** START Supplied text **

Special Counsel Robert Mueller concluded his investigation and submitted his report to Attorney General (AG) William Barr. The Mueller Investigation was thorough and professional. Thank you to Mr. Mueller and his team for staying focused and steadfast despite the ongoing attacks at subterfuge by President Trump and his Russia Caucus in Congress. The nation should accept Mueller’s findings that there was not evidence that the Trump campaign colluded with Russia during the 2016 Presidential Election and that while there was evidence of Trump’s highly inappropriate conduct during the investigation, there was not sufficient admissible evidence to support an indictment for obstruction of justice. That said, there are remaining critical questions.
The report did not exonerate Trump on obstruction, but merely concluded that the team did not feel they had sufficient admissible evidence to prove obstruction beyond a reasonable doubt. They did not feel there was enough evidence to support an indictment, even if AG Barr would allow it. They left that decision open and deferred action to Barr. Barr and Deputy AG Rod Rosenstein decided against proceeding on obstruction. However, it is not for the AG to make this call. Previously (Nixon and Clinton) it fell to Congress, not the AG, to determine whether to move forward on obstruction of justice. Congress should now determine what, if any, action to pursue against Trump in this matter. The standard of proof for impeachment is by no means the same as to prove a criminal case. However, it behooves Congress to acknowledge the evidentiary requirements and challenges with such a case and proceed with caution.

** END Supplied text **

### Stated task A
In the text on the Mueller investigation, rewrite the paragraph beginning "The report did not exonerate Trump" as a short list that keeps its main facts.
### Stated task B
Revise the text on the Mueller investigation, starting at "Special Counsel Robert" and ending at "remaining critical questions.", with "thorough" replaced by "exhaustive".
### Stated task C
Answer these questions from the text on the Mueller investigation:
(i) To whom did Mueller submit his report?
(ii) Who joined Barr in deciding against proceeding on obstruction?
(iii) Which two earlier cases are named in which Congress determined whether to move forward on obstruction of justice?

** START Supplied records **

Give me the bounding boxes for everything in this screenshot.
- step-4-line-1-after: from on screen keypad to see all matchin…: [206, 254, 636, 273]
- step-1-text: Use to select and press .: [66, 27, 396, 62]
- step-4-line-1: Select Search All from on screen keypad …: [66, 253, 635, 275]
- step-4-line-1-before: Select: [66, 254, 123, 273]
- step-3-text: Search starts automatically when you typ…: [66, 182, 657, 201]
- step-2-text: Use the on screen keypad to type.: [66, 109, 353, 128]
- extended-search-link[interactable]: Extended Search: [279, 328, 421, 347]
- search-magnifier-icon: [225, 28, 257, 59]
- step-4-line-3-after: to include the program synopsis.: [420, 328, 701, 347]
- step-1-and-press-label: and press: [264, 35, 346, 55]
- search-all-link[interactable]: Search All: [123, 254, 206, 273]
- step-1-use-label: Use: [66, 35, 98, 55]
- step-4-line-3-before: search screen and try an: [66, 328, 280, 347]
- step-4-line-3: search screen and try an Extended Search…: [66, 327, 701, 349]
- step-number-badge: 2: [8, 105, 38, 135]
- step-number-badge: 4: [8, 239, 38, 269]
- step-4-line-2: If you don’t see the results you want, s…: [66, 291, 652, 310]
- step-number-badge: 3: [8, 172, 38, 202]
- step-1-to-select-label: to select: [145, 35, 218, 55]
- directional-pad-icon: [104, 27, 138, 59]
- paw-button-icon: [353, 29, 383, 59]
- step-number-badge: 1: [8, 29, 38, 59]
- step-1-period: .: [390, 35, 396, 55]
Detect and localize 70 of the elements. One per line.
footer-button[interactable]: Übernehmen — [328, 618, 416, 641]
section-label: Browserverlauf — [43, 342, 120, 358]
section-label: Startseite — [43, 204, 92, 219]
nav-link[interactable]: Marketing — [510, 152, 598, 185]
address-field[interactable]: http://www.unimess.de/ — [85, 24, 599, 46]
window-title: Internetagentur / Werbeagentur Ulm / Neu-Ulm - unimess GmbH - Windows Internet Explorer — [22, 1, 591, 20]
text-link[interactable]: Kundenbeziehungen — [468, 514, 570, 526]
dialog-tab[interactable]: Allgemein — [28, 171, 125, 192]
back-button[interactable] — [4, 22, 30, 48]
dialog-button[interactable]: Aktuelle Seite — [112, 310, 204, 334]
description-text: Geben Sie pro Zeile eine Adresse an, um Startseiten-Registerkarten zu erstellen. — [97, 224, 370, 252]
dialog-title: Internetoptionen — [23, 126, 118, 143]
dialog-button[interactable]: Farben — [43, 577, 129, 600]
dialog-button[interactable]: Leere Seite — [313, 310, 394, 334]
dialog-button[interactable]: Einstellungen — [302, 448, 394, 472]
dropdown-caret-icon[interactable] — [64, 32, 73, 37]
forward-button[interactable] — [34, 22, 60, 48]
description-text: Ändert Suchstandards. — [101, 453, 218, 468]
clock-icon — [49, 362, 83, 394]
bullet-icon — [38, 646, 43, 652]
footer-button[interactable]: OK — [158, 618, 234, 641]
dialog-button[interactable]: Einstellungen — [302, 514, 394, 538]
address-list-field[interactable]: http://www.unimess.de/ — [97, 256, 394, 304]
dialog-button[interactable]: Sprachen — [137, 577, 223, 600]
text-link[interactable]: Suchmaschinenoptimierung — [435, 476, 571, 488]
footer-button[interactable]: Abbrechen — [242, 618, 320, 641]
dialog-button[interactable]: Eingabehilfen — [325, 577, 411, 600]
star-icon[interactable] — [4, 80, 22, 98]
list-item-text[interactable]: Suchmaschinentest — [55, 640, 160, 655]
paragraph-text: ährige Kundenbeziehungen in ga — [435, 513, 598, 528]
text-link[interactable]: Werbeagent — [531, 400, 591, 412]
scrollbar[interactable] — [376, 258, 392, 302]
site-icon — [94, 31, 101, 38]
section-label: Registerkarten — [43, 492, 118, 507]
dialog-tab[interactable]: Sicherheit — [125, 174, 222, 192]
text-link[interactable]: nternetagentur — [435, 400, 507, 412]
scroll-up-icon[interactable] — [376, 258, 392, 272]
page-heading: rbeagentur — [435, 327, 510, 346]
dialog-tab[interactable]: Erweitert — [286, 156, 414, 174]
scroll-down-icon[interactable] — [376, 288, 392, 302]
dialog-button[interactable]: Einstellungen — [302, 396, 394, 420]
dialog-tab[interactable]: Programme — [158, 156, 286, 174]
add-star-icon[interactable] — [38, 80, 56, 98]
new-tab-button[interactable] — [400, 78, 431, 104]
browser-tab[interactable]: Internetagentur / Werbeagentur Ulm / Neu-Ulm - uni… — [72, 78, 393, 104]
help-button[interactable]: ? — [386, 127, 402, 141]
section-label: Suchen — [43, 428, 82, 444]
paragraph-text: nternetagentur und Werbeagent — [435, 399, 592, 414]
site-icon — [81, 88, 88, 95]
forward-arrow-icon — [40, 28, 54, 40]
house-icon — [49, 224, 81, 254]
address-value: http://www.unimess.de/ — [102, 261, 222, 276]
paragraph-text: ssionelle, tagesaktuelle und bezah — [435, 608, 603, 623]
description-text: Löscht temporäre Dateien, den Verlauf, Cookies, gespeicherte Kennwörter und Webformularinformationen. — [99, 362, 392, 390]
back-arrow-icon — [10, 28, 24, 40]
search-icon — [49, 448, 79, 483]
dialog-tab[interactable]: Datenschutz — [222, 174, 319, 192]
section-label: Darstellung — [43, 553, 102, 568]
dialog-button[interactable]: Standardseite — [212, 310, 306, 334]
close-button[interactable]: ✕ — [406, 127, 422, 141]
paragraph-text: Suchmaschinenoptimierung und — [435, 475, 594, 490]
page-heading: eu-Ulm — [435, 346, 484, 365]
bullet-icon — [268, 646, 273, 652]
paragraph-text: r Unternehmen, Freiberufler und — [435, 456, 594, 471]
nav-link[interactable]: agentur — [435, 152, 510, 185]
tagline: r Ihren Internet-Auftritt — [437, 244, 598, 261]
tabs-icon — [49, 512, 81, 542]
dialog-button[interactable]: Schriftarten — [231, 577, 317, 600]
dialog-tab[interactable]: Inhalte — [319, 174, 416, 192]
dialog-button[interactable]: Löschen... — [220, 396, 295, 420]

** END Supplied records **

### Task solution A
- The report did not clear Trump on obstruction. The team found too little admissible evidence to prove it beyond a reasonable doubt or to support an indictment, even if AG Barr allowed one.
- The team left the decision to Barr, and Barr and Deputy AG Rod Rosenstein chose not to proceed on obstruction.
- The call does not belong to the AG. In the Nixon and Clinton cases, Congress decided whether to move forward on obstruction.
- Congress should now decide what action, if any, to take against Trump.
- Impeachment's standard of proof differs from that of a criminal case, but Congress should recognize the evidentiary challenges and proceed with caution.

### Task solution B
Special Counsel Robert Mueller concluded his investigation and submitted his report to Attorney General (AG) William Barr. The Mueller Investigation was exhaustive and professional. Thank you to Mr. Mueller and his team for staying focused and steadfast despite the ongoing attacks at subterfuge by President Trump and his Russia Caucus in Congress. The nation should accept Mueller’s findings that there was not evidence that the Trump campaign colluded with Russia during the 2016 Presidential Election and that while there was evidence of Trump’s highly inappropriate conduct during the investigation, there was not sufficient admissible evidence to support an indictment for obstruction of justice. That said, there are remaining critical questions.

### Task solution C
(i) Attorney General William Barr
(ii) Deputy AG Rod Rosenstein
(iii) Nixon and Clinton